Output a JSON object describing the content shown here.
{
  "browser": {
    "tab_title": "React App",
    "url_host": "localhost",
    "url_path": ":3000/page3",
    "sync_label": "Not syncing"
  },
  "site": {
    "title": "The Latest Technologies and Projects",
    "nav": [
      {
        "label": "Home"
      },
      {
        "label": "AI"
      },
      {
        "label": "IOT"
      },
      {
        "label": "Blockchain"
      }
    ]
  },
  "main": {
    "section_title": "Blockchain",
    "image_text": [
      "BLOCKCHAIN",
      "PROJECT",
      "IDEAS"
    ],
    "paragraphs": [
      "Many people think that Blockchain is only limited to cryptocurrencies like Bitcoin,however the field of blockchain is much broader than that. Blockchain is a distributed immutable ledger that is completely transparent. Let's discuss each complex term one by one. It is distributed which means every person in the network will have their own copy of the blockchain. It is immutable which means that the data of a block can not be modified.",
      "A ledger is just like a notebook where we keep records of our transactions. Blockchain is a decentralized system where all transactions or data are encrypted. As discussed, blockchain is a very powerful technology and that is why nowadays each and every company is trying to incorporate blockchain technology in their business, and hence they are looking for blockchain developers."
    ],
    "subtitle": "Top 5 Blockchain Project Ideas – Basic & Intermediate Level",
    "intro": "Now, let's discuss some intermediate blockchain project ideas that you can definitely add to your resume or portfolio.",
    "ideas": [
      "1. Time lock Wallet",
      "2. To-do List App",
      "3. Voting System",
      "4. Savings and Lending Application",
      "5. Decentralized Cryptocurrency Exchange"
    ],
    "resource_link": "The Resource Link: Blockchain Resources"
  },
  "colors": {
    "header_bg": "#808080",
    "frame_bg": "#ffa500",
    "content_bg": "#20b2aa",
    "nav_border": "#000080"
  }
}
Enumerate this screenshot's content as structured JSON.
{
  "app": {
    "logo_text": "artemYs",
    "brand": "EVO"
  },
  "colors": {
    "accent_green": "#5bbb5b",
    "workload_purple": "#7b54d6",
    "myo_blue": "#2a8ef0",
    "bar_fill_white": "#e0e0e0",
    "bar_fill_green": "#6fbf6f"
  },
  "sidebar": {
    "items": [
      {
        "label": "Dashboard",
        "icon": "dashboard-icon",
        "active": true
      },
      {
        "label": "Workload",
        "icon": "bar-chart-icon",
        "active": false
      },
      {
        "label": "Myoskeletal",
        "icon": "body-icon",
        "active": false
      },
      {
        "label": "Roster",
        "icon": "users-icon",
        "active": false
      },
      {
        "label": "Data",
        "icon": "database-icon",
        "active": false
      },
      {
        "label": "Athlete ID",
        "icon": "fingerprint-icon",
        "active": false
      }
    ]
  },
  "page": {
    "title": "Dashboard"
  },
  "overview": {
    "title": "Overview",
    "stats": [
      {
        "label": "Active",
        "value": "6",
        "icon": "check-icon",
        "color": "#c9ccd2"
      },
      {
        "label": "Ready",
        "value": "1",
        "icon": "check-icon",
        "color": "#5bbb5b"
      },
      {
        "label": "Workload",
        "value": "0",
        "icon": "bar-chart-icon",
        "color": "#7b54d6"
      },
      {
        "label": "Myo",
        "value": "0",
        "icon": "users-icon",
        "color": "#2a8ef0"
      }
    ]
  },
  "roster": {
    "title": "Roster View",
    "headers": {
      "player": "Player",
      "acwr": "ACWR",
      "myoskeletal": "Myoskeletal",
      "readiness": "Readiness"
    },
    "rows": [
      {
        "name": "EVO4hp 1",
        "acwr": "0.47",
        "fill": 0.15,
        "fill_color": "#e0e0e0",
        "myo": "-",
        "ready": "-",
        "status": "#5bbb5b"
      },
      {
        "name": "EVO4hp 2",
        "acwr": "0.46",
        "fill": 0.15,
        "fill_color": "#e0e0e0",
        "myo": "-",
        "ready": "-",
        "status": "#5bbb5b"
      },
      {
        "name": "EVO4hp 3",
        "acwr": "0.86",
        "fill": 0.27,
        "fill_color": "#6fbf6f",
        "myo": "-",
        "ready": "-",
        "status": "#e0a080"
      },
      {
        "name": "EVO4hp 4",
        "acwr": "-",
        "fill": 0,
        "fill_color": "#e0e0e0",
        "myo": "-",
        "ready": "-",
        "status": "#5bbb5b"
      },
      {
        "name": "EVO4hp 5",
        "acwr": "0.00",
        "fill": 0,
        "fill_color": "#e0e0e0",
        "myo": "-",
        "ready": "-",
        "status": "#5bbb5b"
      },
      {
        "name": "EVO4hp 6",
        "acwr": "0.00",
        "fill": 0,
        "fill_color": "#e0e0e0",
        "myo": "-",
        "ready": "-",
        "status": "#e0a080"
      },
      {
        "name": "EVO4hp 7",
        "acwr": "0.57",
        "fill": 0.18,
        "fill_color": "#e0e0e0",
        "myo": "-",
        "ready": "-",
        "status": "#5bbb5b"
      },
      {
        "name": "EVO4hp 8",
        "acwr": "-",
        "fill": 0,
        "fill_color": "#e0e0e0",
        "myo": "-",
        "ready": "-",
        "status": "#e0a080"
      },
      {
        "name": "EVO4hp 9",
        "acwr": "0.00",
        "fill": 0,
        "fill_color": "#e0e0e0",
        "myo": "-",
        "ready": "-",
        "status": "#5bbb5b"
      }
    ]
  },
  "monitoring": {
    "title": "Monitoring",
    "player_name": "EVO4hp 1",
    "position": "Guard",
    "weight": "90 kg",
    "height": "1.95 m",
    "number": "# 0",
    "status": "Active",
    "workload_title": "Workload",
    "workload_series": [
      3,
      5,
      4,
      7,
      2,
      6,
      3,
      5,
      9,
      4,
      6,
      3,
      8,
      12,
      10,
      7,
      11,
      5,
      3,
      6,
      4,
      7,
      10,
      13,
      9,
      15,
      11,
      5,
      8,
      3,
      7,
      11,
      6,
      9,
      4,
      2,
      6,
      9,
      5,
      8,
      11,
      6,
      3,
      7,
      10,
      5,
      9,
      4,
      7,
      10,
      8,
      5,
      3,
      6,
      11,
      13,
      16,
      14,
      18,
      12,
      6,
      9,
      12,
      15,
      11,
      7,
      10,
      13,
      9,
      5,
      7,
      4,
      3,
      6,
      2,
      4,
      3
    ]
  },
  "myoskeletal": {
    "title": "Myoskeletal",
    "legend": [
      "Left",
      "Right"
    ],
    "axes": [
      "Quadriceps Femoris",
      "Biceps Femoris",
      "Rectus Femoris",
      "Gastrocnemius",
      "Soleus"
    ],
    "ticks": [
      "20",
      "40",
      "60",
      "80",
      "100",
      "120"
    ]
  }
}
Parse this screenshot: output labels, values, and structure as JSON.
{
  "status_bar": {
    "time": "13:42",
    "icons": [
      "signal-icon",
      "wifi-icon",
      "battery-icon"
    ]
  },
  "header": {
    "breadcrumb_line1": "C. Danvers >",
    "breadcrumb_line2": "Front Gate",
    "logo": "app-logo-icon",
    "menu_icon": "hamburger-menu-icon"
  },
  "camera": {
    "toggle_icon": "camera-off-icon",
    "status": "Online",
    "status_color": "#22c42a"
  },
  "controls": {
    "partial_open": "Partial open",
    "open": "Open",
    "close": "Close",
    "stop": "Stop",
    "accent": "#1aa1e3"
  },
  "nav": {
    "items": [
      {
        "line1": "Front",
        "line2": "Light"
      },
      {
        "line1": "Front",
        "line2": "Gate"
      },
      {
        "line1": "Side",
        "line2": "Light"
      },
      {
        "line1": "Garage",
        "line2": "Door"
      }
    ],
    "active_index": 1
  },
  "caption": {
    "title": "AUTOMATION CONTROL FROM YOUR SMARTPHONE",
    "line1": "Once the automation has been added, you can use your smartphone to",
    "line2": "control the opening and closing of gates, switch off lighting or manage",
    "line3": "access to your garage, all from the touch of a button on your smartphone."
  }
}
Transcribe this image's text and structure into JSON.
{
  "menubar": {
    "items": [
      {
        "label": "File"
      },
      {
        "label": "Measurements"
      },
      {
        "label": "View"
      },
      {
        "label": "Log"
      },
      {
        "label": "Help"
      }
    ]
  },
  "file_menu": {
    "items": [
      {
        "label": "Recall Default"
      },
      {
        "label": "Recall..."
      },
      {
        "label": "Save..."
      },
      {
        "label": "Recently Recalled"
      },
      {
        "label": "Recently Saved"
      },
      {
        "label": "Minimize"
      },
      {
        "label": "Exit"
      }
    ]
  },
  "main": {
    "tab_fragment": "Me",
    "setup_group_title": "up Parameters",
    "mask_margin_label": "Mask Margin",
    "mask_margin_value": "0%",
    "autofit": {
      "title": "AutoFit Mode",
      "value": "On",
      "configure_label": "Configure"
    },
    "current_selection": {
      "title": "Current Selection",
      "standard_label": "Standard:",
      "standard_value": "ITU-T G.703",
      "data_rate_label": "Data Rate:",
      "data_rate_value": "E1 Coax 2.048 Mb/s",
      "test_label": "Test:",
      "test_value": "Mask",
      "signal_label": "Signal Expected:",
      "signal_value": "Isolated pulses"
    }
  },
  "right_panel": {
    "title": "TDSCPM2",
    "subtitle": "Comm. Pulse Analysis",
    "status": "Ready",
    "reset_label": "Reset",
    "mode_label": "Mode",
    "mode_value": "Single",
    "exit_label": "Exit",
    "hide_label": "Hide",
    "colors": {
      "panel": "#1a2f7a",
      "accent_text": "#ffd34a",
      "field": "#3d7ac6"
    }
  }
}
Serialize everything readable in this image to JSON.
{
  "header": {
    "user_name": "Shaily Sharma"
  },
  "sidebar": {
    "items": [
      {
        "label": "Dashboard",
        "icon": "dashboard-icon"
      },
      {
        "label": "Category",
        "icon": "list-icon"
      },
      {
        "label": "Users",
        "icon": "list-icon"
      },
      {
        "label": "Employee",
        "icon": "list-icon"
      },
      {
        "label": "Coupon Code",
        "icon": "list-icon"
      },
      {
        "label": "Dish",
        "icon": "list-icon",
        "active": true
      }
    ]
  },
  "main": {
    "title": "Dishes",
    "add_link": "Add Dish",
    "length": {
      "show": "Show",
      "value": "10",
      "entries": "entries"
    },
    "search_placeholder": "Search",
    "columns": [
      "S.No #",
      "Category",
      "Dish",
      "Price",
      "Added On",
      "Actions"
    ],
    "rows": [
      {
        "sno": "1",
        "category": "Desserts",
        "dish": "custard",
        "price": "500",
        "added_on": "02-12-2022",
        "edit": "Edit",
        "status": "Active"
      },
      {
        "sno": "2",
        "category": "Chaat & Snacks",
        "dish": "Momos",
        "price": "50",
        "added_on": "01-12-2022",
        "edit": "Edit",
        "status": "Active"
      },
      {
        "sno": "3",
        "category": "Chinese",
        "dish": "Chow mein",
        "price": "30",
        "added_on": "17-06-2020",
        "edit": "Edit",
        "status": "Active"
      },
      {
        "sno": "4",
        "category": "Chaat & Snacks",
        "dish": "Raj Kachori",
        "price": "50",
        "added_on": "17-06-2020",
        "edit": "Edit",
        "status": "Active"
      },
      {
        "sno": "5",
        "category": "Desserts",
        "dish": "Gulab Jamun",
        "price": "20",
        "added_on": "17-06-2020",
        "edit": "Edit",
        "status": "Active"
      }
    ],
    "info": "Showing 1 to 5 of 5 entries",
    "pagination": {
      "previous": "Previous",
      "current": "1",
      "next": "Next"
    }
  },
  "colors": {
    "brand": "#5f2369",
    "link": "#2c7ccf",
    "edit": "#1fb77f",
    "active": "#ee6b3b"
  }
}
=-=-=-=-=
Instruction → Gather up every line in the data above that contains the word "Recently", copying each one.

Response to the task →
        "label": "Recently Recalled"
        "label": "Recently Saved"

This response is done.